Collected data entries:
········

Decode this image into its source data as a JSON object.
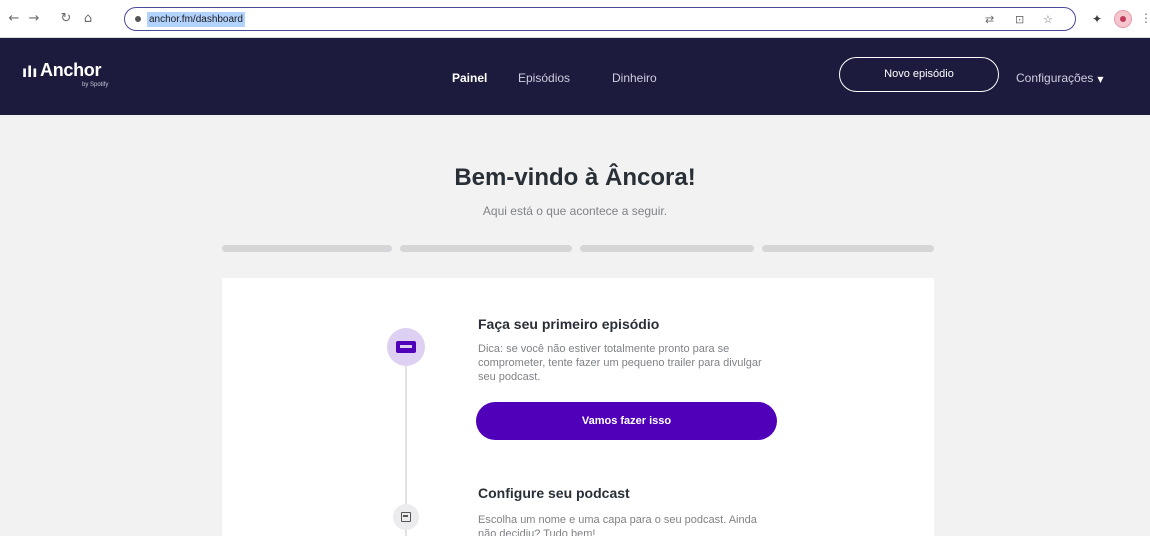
{
  "browser": {
    "back_icon": "arrow-left-icon",
    "forward_icon": "arrow-right-icon",
    "reload_icon": "reload-icon",
    "home_icon": "home-icon",
    "url": "anchor.fm/dashboard"
  },
  "header": {
    "logo_text": "Anchor",
    "logo_sub": "by Spotify",
    "nav": {
      "painel": "Painel",
      "episodios": "Episódios",
      "dinheiro": "Dinheiro"
    },
    "new_episode_label": "Novo episódio",
    "settings_label": "Configurações",
    "colors": {
      "background": "#1d1b3d",
      "accent": "#5000b9"
    }
  },
  "welcome": {
    "title": "Bem-vindo à Âncora!",
    "subtitle": "Aqui está o que acontece a seguir."
  },
  "progress": {
    "segments": 4,
    "completed": 0
  },
  "steps": [
    {
      "title": "Faça seu primeiro episódio",
      "description": "Dica: se você não estiver totalmente pronto para se comprometer, tente fazer um pequeno trailer para divulgar seu podcast.",
      "cta_label": "Vamos fazer isso",
      "icon": "video-icon"
    },
    {
      "title": "Configure seu podcast",
      "description": "Escolha um nome e uma capa para o seu podcast. Ainda não decidiu? Tudo bem!",
      "icon": "podcast-cover-icon"
    }
  ]
}
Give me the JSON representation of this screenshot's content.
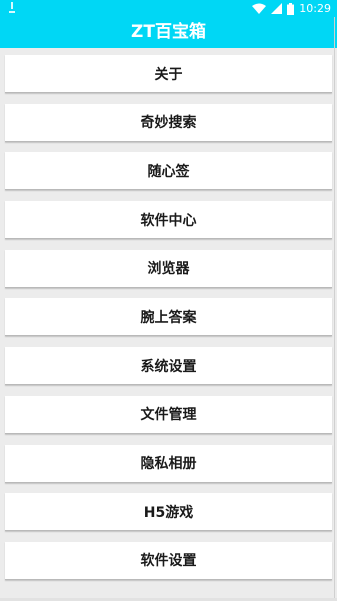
{
  "status_bar": {
    "time": "10:29",
    "icons": [
      "notification-icon",
      "wifi-icon",
      "signal-icon",
      "battery-icon"
    ]
  },
  "app_bar": {
    "title": "ZT百宝箱"
  },
  "colors": {
    "accent": "#00d7f5",
    "background": "#ececec",
    "card": "#ffffff",
    "text": "#1a1a1a"
  },
  "menu": {
    "items": [
      {
        "label": "关于"
      },
      {
        "label": "奇妙搜索"
      },
      {
        "label": "随心签"
      },
      {
        "label": "软件中心"
      },
      {
        "label": "浏览器"
      },
      {
        "label": "腕上答案"
      },
      {
        "label": "系统设置"
      },
      {
        "label": "文件管理"
      },
      {
        "label": "隐私相册"
      },
      {
        "label": "H5游戏"
      },
      {
        "label": "软件设置"
      }
    ]
  }
}
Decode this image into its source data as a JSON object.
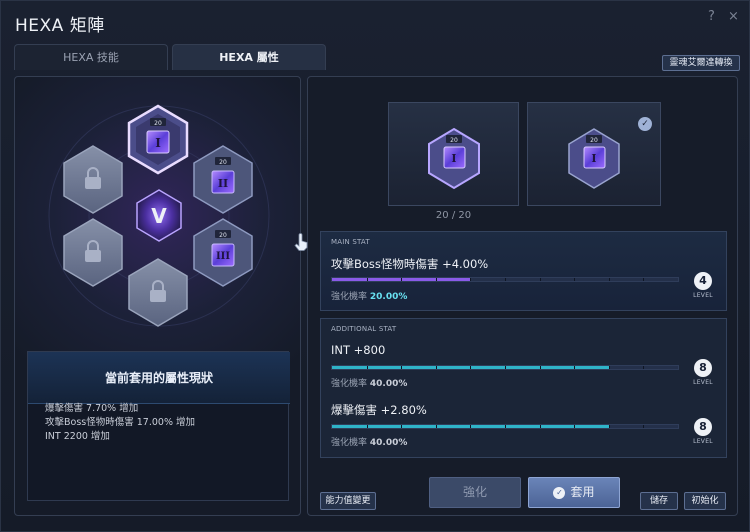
{
  "window": {
    "title": "HEXA 矩陣",
    "help": "?",
    "close": "×"
  },
  "tabs": [
    {
      "label": "HEXA 技能"
    },
    {
      "label": "HEXA 屬性"
    }
  ],
  "convert_button": "靈魂艾爾達轉換",
  "hex_grid": {
    "center_logo": "V",
    "active_level": "20",
    "slots": [
      {
        "level": "20",
        "numeral": "I",
        "state": "selected"
      },
      {
        "level": "20",
        "numeral": "II",
        "state": "unlocked"
      },
      {
        "level": "20",
        "numeral": "III",
        "state": "unlocked"
      },
      {
        "state": "locked"
      },
      {
        "state": "locked"
      },
      {
        "state": "locked"
      }
    ]
  },
  "status_box": {
    "title": "當前套用的屬性現狀",
    "lines": [
      "爆擊傷害 7.70% 增加",
      "攻擊Boss怪物時傷害 17.00% 增加",
      "INT 2200 增加"
    ]
  },
  "cards": {
    "primary_count": "20",
    "primary_max": "20",
    "count_sep": "/",
    "check": "✓",
    "primary_level": "20",
    "secondary_level": "20"
  },
  "main_stat": {
    "section": "MAIN STAT",
    "text": "攻擊Boss怪物時傷害 +4.00%",
    "rate_label": "強化機率",
    "rate": "20.00%",
    "level": "4",
    "level_label": "LEVEL",
    "progress": 0.4
  },
  "additional_stat": {
    "section": "ADDITIONAL STAT",
    "items": [
      {
        "text": "INT +800",
        "rate_label": "強化機率",
        "rate": "40.00%",
        "level": "8",
        "level_label": "LEVEL",
        "progress": 0.8
      },
      {
        "text": "爆擊傷害 +2.80%",
        "rate_label": "強化機率",
        "rate": "40.00%",
        "level": "8",
        "level_label": "LEVEL",
        "progress": 0.8
      }
    ]
  },
  "buttons": {
    "change": "能力值變更",
    "enhance": "強化",
    "apply": "套用",
    "apply_icon": "✓",
    "save": "儲存",
    "reset": "初始化"
  },
  "colors": {
    "main_bar": "#8a5be8",
    "add_bar": "#2fb3c8",
    "rate_highlight": "#68e0f0"
  }
}
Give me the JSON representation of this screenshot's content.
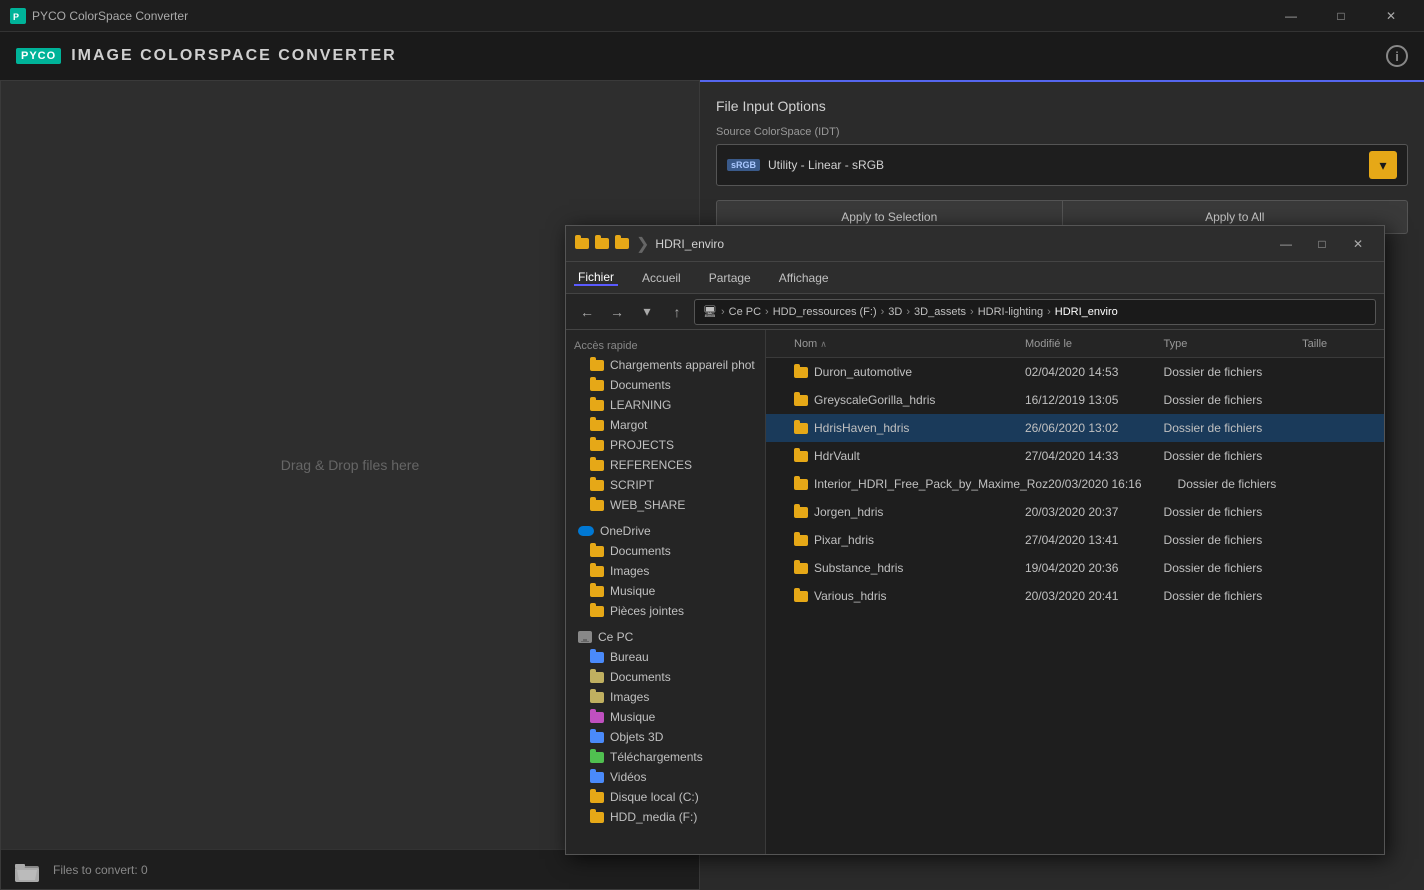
{
  "app": {
    "title": "PYCO ColorSpace Converter",
    "badge": "PYCO",
    "heading": "IMAGE  COLORSPACE  CONVERTER"
  },
  "titlebar": {
    "minimize": "—",
    "maximize": "□",
    "close": "✕"
  },
  "header": {
    "info_icon": "i"
  },
  "left_panel": {
    "drag_drop_text": "Drag & Drop files here",
    "files_count": "Files to convert: 0"
  },
  "right_panel": {
    "panel_title": "File Input Options",
    "source_label": "Source ColorSpace (IDT)",
    "colorspace_badge": "sRGB",
    "colorspace_value": "Utility - Linear - sRGB",
    "apply_selection_label": "Apply to Selection",
    "apply_all_label": "Apply to All"
  },
  "explorer": {
    "title": "HDRI_enviro",
    "window_controls": {
      "minimize": "—",
      "maximize": "□",
      "close": "✕"
    },
    "ribbon": {
      "tabs": [
        "Fichier",
        "Accueil",
        "Partage",
        "Affichage"
      ]
    },
    "address_path": [
      "Ce PC",
      "HDD_ressources (F:)",
      "3D",
      "3D_assets",
      "HDRI-lighting",
      "HDRI_enviro"
    ],
    "tree": {
      "quick_access_items": [
        {
          "name": "Chargements appareil phot",
          "icon": "folder"
        },
        {
          "name": "Documents",
          "icon": "folder"
        },
        {
          "name": "LEARNING",
          "icon": "folder"
        },
        {
          "name": "Margot",
          "icon": "folder"
        },
        {
          "name": "PROJECTS",
          "icon": "folder"
        },
        {
          "name": "REFERENCES",
          "icon": "folder"
        },
        {
          "name": "SCRIPT",
          "icon": "folder"
        },
        {
          "name": "WEB_SHARE",
          "icon": "folder"
        }
      ],
      "onedrive_items": [
        {
          "name": "Documents",
          "icon": "folder"
        },
        {
          "name": "Images",
          "icon": "folder"
        },
        {
          "name": "Musique",
          "icon": "folder"
        },
        {
          "name": "Pièces jointes",
          "icon": "folder"
        }
      ],
      "ce_pc_items": [
        {
          "name": "Bureau",
          "icon": "folder-blue"
        },
        {
          "name": "Documents",
          "icon": "folder-special"
        },
        {
          "name": "Images",
          "icon": "folder-special"
        },
        {
          "name": "Musique",
          "icon": "folder-music"
        },
        {
          "name": "Objets 3D",
          "icon": "folder-blue"
        },
        {
          "name": "Téléchargements",
          "icon": "folder-blue"
        },
        {
          "name": "Vidéos",
          "icon": "folder-blue"
        },
        {
          "name": "Disque local (C:)",
          "icon": "folder"
        },
        {
          "name": "HDD_media (F:)",
          "icon": "folder"
        }
      ]
    },
    "columns": {
      "name": "Nom",
      "modified": "Modifié le",
      "type": "Type",
      "size": "Taille"
    },
    "files": [
      {
        "name": "Duron_automotive",
        "modified": "02/04/2020 14:53",
        "type": "Dossier de fichiers",
        "size": ""
      },
      {
        "name": "GreyscaleGorilla_hdris",
        "modified": "16/12/2019 13:05",
        "type": "Dossier de fichiers",
        "size": ""
      },
      {
        "name": "HdrisHaven_hdris",
        "modified": "26/06/2020 13:02",
        "type": "Dossier de fichiers",
        "size": "",
        "selected": true
      },
      {
        "name": "HdrVault",
        "modified": "27/04/2020 14:33",
        "type": "Dossier de fichiers",
        "size": ""
      },
      {
        "name": "Interior_HDRI_Free_Pack_by_Maxime_Roz",
        "modified": "20/03/2020 16:16",
        "type": "Dossier de fichiers",
        "size": ""
      },
      {
        "name": "Jorgen_hdris",
        "modified": "20/03/2020 20:37",
        "type": "Dossier de fichiers",
        "size": ""
      },
      {
        "name": "Pixar_hdris",
        "modified": "27/04/2020 13:41",
        "type": "Dossier de fichiers",
        "size": ""
      },
      {
        "name": "Substance_hdris",
        "modified": "19/04/2020 20:36",
        "type": "Dossier de fichiers",
        "size": ""
      },
      {
        "name": "Various_hdris",
        "modified": "20/03/2020 20:41",
        "type": "Dossier de fichiers",
        "size": ""
      }
    ]
  }
}
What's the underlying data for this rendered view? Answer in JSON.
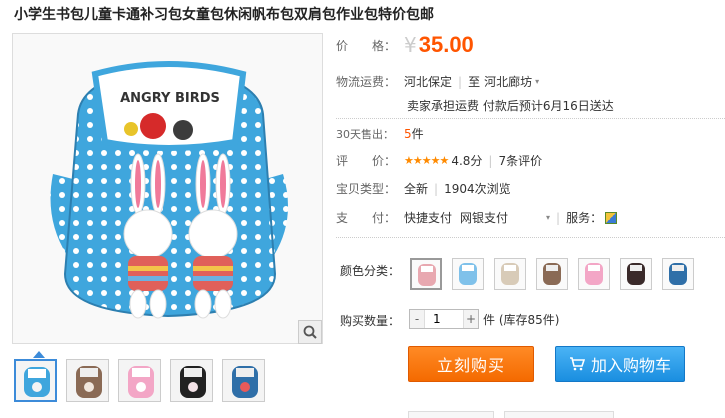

········

Locate the word "progress" in the entries, and copy every line where it is found.

- Task solution -
  "progress": {
    "progress": 0.4
        "progress": 0.8
        "progress": 0.8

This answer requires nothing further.